▶ [WHAT TO WORK ON]
Return each line of the records with nothing changed, pictures excepted.

Extracted records:
════════

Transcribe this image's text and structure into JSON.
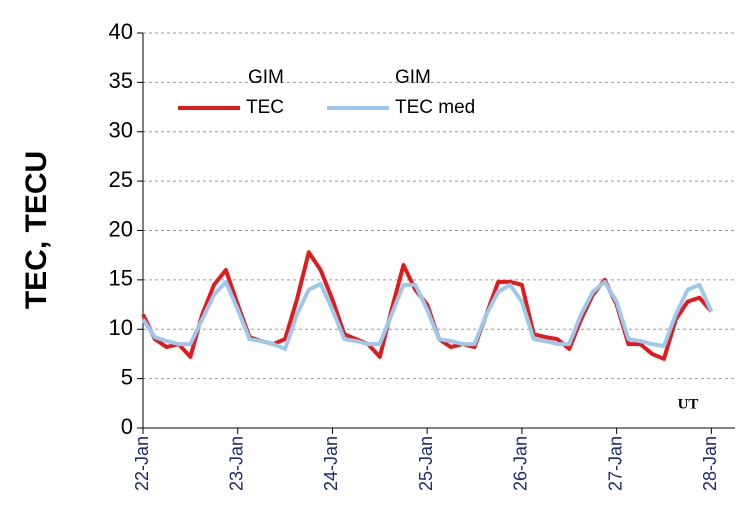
{
  "chart_data": {
    "type": "line",
    "ylabel": "TEC, TECU",
    "annotation": "UT",
    "x": [
      0,
      0.125,
      0.25,
      0.375,
      0.5,
      0.625,
      0.75,
      0.875,
      1,
      1.125,
      1.25,
      1.375,
      1.5,
      1.625,
      1.75,
      1.875,
      2,
      2.125,
      2.25,
      2.375,
      2.5,
      2.625,
      2.75,
      2.875,
      3,
      3.125,
      3.25,
      3.375,
      3.5,
      3.625,
      3.75,
      3.875,
      4,
      4.125,
      4.25,
      4.375,
      4.5,
      4.625,
      4.75,
      4.875,
      5,
      5.125,
      5.25,
      5.375,
      5.5,
      5.625,
      5.75,
      5.875,
      6
    ],
    "xlim": [
      0,
      6.25
    ],
    "xticks": [
      {
        "value": 0,
        "label": "22-Jan"
      },
      {
        "value": 1,
        "label": "23-Jan"
      },
      {
        "value": 2,
        "label": "24-Jan"
      },
      {
        "value": 3,
        "label": "25-Jan"
      },
      {
        "value": 4,
        "label": "26-Jan"
      },
      {
        "value": 5,
        "label": "27-Jan"
      },
      {
        "value": 6,
        "label": "28-Jan"
      }
    ],
    "ylim": [
      0,
      40
    ],
    "yticks": [
      0,
      5,
      10,
      15,
      20,
      25,
      30,
      35,
      40
    ],
    "grid": true,
    "series": [
      {
        "name": [
          "GIM",
          "TEC"
        ],
        "color": "#e31a1c",
        "width": 4,
        "values": [
          11.5,
          9,
          8.2,
          8.5,
          7.2,
          11.5,
          14.5,
          16,
          12.5,
          9.2,
          8.8,
          8.5,
          9,
          13,
          17.8,
          16,
          13,
          9.5,
          9,
          8.5,
          7.2,
          12,
          16.5,
          14,
          12.5,
          9,
          8.2,
          8.5,
          8.2,
          11.5,
          14.8,
          14.8,
          14.5,
          9.5,
          9.2,
          9,
          8,
          11,
          13.5,
          15,
          12.5,
          8.5,
          8.5,
          7.5,
          7,
          11,
          12.8,
          13.2,
          11.8
        ]
      },
      {
        "name": [
          "GIM",
          "TEC med"
        ],
        "color": "#9cc8ee",
        "width": 4,
        "values": [
          11,
          9.2,
          8.8,
          8.5,
          8.5,
          11,
          13.5,
          14.8,
          12,
          9,
          8.8,
          8.5,
          8,
          11.5,
          14,
          14.6,
          12,
          9,
          8.8,
          8.5,
          8.5,
          11.5,
          14.5,
          14.5,
          12,
          9,
          8.8,
          8.5,
          8.5,
          11.5,
          13.8,
          14.5,
          12.8,
          9,
          8.8,
          8.5,
          8.5,
          11.5,
          13.8,
          14.8,
          12.8,
          9,
          8.8,
          8.5,
          8.3,
          11.5,
          14,
          14.5,
          11.8
        ]
      }
    ]
  }
}
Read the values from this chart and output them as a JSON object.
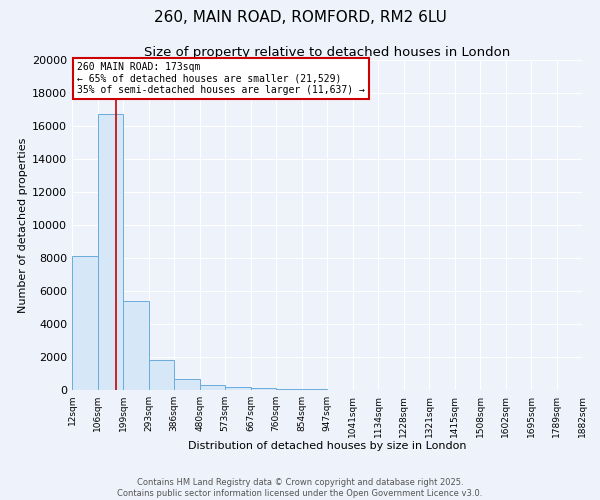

════════

▶ [RESPONSE TO THE TASK]
Transcribe this image's text and structure into JSON.
{
  "chart_data": {
    "type": "line",
    "ylabel": "TEC, TECU",
    "annotation": "UT",
    "x": [
      0,
      0.125,
      0.25,
      0.375,
      0.5,
      0.625,
      0.75,
      0.875,
      1,
      1.125,
      1.25,
      1.375,
      1.5,
      1.625,
      1.75,
      1.875,
      2,
      2.125,
      2.25,
      2.375,
      2.5,
      2.625,
      2.75,
      2.875,
      3,
      3.125,
      3.25,
      3.375,
      3.5,
      3.625,
      3.75,
      3.875,
      4,
      4.125,
      4.25,
      4.375,
      4.5,
      4.625,
      4.75,
      4.875,
      5,
      5.125,
      5.25,
      5.375,
      5.5,
      5.625,
      5.75,
      5.875,
      6
    ],
    "xlim": [
      0,
      6.25
    ],
    "xticks": [
      {
        "value": 0,
        "label": "22-Jan"
      },
      {
        "value": 1,
        "label": "23-Jan"
      },
      {
        "value": 2,
        "label": "24-Jan"
      },
      {
        "value": 3,
        "label": "25-Jan"
      },
      {
        "value": 4,
        "label": "26-Jan"
      },
      {
        "value": 5,
        "label": "27-Jan"
      },
      {
        "value": 6,
        "label": "28-Jan"
      }
    ],
    "ylim": [
      0,
      40
    ],
    "yticks": [
      0,
      5,
      10,
      15,
      20,
      25,
      30,
      35,
      40
    ],
    "grid": true,
    "series": [
      {
        "name": [
          "GIM",
          "TEC"
        ],
        "color": "#e31a1c",
        "width": 4,
        "values": [
          11.5,
          9,
          8.2,
          8.5,
          7.2,
          11.5,
          14.5,
          16,
          12.5,
          9.2,
          8.8,
          8.5,
          9,
          13,
          17.8,
          16,
          13,
          9.5,
          9,
          8.5,
          7.2,
          12,
          16.5,
          14,
          12.5,
          9,
          8.2,
          8.5,
          8.2,
          11.5,
          14.8,
          14.8,
          14.5,
          9.5,
          9.2,
          9,
          8,
          11,
          13.5,
          15,
          12.5,
          8.5,
          8.5,
          7.5,
          7,
          11,
          12.8,
          13.2,
          11.8
        ]
      },
      {
        "name": [
          "GIM",
          "TEC med"
        ],
        "color": "#9cc8ee",
        "width": 4,
        "values": [
          11,
          9.2,
          8.8,
          8.5,
          8.5,
          11,
          13.5,
          14.8,
          12,
          9,
          8.8,
          8.5,
          8,
          11.5,
          14,
          14.6,
          12,
          9,
          8.8,
          8.5,
          8.5,
          11.5,
          14.5,
          14.5,
          12,
          9,
          8.8,
          8.5,
          8.5,
          11.5,
          13.8,
          14.5,
          12.8,
          9,
          8.8,
          8.5,
          8.5,
          11.5,
          13.8,
          14.8,
          12.8,
          9,
          8.8,
          8.5,
          8.3,
          11.5,
          14,
          14.5,
          11.8
        ]
      }
    ]
  }
}
Read the values from this chart and output them as a JSON object.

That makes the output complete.